Work to complete :: Work through the data below and give the number of lines holding "TRAVAIL", nothing more.

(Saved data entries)
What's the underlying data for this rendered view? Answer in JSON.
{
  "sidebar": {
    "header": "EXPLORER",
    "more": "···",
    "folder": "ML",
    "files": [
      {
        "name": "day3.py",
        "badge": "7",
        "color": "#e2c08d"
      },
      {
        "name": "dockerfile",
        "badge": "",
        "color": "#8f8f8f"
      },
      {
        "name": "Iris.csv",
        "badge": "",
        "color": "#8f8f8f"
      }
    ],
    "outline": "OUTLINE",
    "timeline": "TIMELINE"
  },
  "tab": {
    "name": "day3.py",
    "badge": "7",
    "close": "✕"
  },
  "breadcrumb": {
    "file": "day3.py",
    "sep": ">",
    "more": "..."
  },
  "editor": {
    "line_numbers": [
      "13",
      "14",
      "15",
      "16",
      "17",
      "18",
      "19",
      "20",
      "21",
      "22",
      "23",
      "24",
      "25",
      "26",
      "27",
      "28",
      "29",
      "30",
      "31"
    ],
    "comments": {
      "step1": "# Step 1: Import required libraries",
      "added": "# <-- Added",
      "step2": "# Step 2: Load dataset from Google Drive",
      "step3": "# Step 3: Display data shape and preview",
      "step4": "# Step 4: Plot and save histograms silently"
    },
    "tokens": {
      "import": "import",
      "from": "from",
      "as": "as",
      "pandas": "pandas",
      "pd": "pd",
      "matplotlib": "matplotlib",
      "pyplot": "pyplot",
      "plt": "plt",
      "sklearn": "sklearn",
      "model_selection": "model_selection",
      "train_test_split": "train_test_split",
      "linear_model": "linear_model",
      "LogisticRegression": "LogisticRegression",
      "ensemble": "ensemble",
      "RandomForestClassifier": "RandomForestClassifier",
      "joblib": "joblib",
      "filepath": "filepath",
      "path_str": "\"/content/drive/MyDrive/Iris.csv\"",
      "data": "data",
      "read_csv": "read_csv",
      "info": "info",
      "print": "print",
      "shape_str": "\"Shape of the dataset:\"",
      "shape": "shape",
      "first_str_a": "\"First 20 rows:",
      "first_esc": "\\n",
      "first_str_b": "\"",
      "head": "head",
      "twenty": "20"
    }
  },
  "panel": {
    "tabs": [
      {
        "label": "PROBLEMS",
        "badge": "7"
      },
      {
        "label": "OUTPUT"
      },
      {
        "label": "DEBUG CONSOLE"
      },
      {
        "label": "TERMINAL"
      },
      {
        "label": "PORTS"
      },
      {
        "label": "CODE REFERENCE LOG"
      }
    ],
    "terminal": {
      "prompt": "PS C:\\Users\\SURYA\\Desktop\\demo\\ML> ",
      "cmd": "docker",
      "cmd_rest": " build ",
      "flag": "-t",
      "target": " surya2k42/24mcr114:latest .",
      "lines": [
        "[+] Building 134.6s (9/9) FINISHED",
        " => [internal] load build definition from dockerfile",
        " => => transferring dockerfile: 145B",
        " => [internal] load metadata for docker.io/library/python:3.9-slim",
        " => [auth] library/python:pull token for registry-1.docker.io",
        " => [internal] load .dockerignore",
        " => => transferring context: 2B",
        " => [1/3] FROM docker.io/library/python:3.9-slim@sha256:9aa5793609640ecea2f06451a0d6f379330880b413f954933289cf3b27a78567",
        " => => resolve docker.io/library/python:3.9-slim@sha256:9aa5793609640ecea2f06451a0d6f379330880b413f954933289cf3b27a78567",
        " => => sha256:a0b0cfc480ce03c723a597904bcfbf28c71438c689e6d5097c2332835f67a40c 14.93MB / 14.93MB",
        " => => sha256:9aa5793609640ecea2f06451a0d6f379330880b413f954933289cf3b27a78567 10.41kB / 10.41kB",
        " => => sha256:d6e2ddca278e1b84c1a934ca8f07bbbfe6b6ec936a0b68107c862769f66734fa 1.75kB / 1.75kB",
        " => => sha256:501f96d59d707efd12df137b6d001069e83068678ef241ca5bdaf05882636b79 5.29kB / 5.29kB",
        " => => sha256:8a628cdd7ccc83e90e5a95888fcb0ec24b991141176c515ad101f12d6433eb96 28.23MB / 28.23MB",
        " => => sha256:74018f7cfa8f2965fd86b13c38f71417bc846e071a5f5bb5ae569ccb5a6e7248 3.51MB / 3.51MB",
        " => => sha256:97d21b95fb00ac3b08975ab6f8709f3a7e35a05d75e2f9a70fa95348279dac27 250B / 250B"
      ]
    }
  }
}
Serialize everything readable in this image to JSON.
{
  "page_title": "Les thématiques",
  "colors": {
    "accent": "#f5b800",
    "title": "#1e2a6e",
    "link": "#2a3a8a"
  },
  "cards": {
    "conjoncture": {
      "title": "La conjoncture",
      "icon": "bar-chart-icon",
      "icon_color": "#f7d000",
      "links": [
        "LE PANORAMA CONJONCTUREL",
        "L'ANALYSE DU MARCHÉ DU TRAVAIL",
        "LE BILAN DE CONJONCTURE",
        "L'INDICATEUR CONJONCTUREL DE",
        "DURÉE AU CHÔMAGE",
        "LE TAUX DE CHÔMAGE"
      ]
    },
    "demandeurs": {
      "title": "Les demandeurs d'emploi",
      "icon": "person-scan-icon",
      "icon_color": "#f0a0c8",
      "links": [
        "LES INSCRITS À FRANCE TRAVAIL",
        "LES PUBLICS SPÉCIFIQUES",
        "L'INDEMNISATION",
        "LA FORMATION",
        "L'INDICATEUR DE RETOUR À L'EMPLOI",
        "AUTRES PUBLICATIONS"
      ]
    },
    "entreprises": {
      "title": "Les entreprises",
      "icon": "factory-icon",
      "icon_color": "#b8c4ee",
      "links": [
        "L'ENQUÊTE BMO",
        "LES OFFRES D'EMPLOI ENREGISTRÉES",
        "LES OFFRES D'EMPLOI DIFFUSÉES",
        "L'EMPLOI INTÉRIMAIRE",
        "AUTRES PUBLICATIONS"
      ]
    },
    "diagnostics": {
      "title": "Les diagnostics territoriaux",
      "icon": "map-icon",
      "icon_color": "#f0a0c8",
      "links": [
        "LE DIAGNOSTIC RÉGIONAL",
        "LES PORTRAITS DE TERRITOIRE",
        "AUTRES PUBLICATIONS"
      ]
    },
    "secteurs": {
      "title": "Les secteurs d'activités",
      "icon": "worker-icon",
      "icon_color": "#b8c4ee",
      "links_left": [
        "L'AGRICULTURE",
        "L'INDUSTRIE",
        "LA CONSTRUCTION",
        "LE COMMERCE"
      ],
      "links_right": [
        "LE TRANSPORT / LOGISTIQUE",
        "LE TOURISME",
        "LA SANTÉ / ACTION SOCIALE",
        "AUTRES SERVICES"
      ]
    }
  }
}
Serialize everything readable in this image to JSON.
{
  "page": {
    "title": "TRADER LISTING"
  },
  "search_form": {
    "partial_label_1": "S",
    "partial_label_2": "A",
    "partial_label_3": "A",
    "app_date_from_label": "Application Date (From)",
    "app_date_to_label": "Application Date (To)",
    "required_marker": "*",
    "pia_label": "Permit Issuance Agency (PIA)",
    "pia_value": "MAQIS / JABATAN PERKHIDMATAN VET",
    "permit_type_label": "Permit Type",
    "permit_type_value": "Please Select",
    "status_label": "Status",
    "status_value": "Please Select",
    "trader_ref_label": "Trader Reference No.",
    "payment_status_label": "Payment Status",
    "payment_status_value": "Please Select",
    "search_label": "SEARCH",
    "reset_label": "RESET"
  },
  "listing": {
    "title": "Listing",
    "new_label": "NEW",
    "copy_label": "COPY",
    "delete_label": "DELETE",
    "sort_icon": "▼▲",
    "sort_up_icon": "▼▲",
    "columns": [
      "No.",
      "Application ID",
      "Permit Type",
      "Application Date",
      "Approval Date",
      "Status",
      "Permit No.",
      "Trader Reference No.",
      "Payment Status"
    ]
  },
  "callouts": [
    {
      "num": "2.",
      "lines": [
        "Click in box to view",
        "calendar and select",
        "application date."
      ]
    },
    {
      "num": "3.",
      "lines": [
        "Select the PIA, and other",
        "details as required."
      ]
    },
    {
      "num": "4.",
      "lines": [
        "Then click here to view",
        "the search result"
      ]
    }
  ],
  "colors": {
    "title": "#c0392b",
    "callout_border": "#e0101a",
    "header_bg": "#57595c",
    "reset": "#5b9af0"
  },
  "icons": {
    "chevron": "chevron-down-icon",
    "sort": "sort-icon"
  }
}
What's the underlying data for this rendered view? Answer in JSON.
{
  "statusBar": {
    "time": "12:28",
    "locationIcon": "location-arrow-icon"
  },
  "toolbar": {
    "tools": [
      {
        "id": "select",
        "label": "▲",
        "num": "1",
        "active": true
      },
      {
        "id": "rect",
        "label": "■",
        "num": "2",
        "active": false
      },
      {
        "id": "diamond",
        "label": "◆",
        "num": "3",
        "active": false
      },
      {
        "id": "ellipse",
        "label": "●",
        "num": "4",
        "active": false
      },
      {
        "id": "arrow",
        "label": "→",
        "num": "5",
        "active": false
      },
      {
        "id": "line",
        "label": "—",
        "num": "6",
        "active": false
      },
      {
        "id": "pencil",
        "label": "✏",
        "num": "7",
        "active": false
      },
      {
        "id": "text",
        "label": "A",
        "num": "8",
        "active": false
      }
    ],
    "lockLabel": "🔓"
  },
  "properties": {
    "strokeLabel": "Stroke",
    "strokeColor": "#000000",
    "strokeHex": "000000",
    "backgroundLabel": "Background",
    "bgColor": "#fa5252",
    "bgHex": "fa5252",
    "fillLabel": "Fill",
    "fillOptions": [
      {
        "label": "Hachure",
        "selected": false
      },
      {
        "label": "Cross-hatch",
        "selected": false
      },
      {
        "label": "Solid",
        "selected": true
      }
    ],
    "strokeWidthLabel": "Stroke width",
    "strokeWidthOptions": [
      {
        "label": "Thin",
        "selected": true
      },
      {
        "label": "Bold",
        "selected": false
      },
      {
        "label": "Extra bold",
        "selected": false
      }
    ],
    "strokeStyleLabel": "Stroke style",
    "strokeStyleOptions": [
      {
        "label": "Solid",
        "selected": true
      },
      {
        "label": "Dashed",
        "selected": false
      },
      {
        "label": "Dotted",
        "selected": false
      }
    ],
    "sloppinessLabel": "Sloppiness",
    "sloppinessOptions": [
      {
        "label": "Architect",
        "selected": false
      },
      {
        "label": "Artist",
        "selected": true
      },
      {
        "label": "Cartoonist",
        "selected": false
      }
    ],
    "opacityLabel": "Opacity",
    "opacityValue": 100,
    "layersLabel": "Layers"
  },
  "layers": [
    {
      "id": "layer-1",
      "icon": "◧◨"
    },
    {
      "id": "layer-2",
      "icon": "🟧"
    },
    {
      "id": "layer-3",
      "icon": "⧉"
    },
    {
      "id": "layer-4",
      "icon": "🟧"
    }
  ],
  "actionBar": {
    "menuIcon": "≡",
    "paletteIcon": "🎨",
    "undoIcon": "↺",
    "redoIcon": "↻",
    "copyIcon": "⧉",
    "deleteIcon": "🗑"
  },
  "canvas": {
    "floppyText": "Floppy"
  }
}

Problem solution :: 2